_Your objective_
Check each line of the listing for the word "empresas" and report how many lines contain it, giving nothing but the number.

——————

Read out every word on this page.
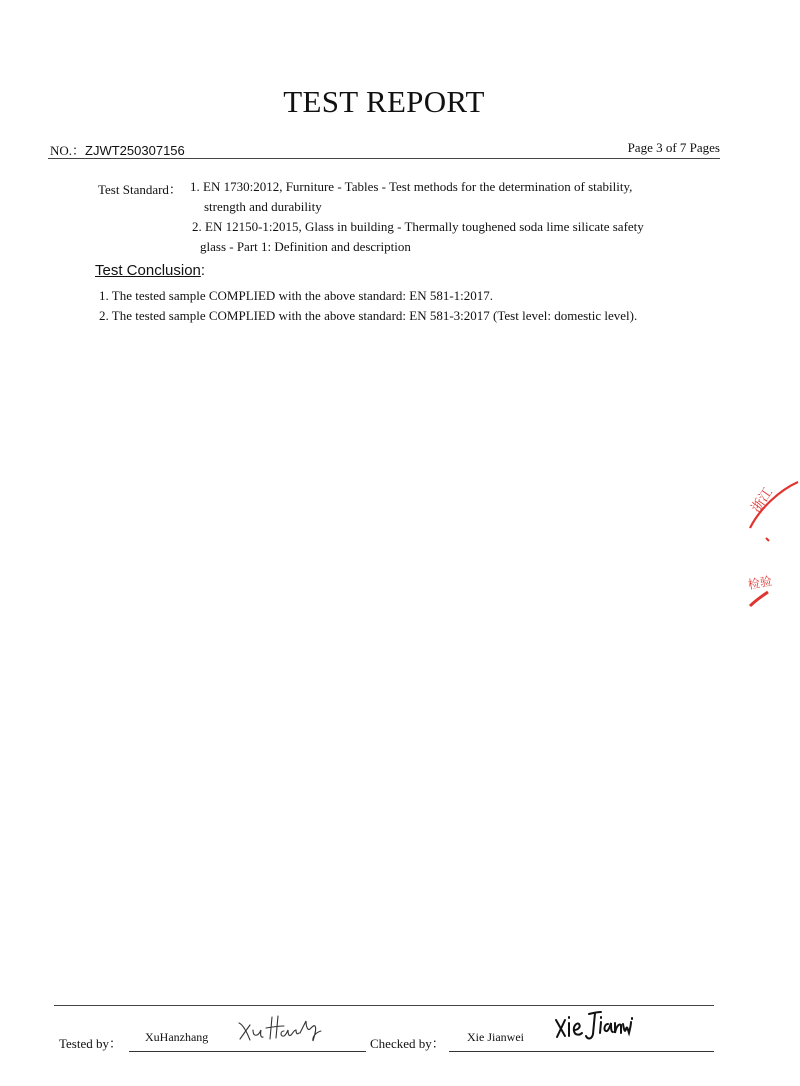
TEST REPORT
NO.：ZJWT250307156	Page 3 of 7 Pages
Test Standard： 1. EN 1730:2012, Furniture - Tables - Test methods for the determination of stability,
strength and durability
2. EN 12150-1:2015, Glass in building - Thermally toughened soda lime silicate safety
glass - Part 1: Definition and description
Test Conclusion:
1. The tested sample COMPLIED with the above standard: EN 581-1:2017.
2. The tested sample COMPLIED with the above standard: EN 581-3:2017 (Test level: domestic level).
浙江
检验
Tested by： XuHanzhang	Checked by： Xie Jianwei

——————

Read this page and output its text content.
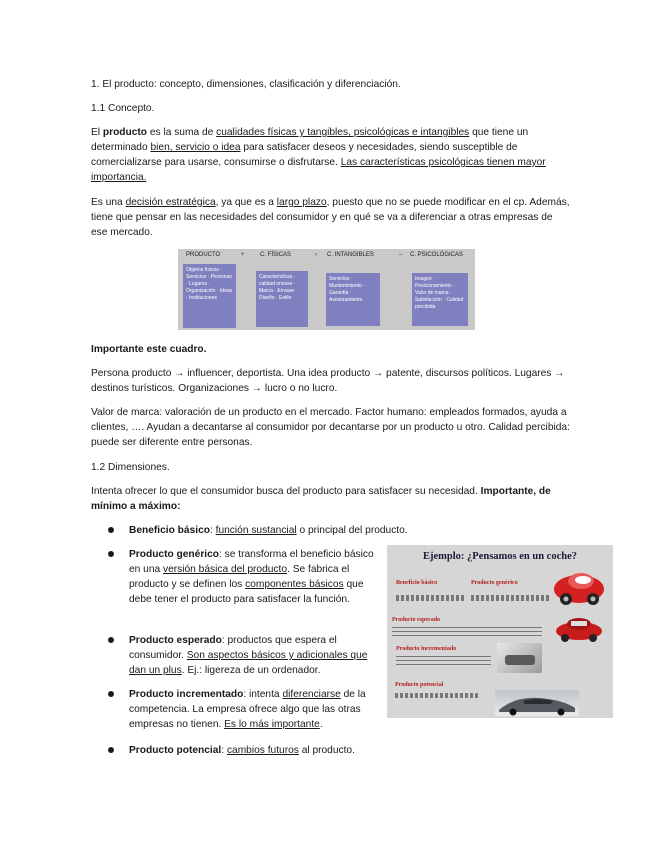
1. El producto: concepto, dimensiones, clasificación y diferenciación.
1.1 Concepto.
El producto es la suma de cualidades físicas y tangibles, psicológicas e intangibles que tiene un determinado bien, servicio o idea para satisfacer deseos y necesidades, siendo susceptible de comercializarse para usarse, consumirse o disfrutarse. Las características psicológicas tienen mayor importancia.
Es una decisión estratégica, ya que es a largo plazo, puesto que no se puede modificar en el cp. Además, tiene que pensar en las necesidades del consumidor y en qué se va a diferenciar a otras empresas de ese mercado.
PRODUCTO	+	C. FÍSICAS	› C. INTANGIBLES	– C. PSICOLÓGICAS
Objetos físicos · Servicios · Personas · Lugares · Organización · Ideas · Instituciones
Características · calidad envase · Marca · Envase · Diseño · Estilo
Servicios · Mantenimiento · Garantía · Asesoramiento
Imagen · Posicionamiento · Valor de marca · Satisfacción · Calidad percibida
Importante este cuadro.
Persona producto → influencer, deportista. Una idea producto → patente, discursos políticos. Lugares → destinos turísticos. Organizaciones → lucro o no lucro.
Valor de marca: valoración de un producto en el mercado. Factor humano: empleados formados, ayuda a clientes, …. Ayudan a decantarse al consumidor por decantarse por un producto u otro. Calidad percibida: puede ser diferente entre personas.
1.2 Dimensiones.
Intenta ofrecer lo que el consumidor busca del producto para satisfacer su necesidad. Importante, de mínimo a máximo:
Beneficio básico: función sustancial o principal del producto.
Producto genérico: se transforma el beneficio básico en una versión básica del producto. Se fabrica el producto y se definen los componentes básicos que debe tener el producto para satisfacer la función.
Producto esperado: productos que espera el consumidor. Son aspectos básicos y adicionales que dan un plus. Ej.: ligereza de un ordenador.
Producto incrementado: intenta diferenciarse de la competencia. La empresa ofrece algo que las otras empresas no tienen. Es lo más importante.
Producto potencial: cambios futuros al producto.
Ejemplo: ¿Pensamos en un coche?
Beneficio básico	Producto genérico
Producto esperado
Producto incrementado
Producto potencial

——————

_The reply_
2